[Data entries for graphics]
::::::::::

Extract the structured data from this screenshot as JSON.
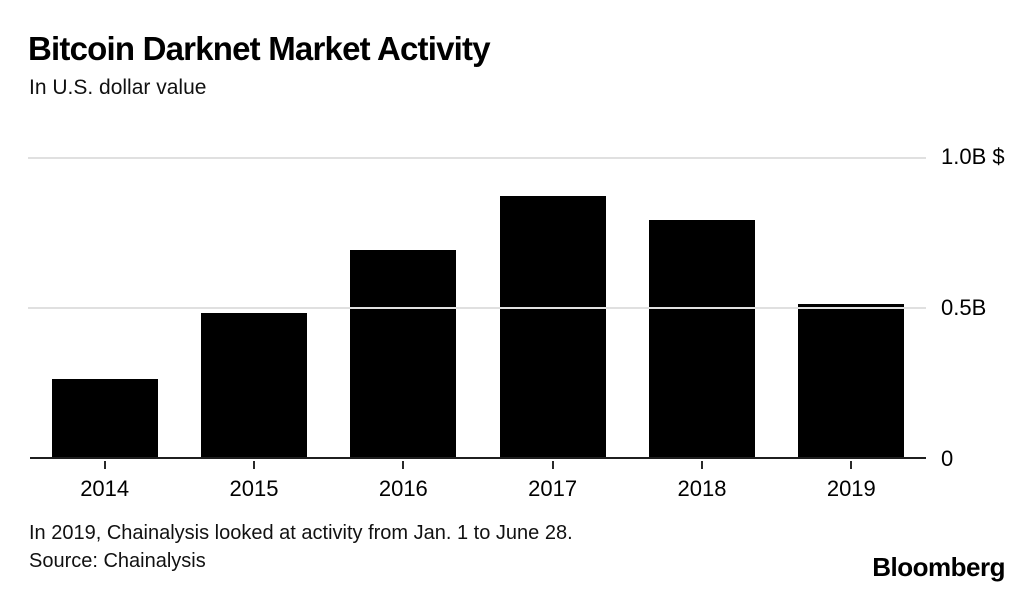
{
  "header": {
    "title": "Bitcoin Darknet Market Activity",
    "subtitle": "In U.S. dollar value"
  },
  "chart_data": {
    "type": "bar",
    "title": "Bitcoin Darknet Market Activity",
    "subtitle": "In U.S. dollar value",
    "categories": [
      "2014",
      "2015",
      "2016",
      "2017",
      "2018",
      "2019"
    ],
    "values": [
      0.26,
      0.48,
      0.69,
      0.87,
      0.79,
      0.51
    ],
    "unit": "billion USD",
    "xlabel": "",
    "ylabel": "",
    "ylim": [
      0,
      1.0
    ],
    "yticks": [
      {
        "value": 1.0,
        "label": "1.0B $"
      },
      {
        "value": 0.5,
        "label": "0.5B"
      },
      {
        "value": 0,
        "label": "0"
      }
    ],
    "grid": "horizontal-only",
    "legend": "none",
    "bar_color": "#000000"
  },
  "footer": {
    "note": "In 2019, Chainalysis looked at activity from Jan. 1 to June 28.",
    "source": "Source: Chainalysis",
    "brand": "Bloomberg"
  },
  "colors": {
    "background": "#ffffff",
    "bar": "#000000",
    "gridline": "#e0e0e0",
    "baseline": "#1f1f1f",
    "text": "#000000"
  }
}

::::::::::

### Instructions for the task
Give the count of lines holding the word "from" and nothing more.

### Response to the task
2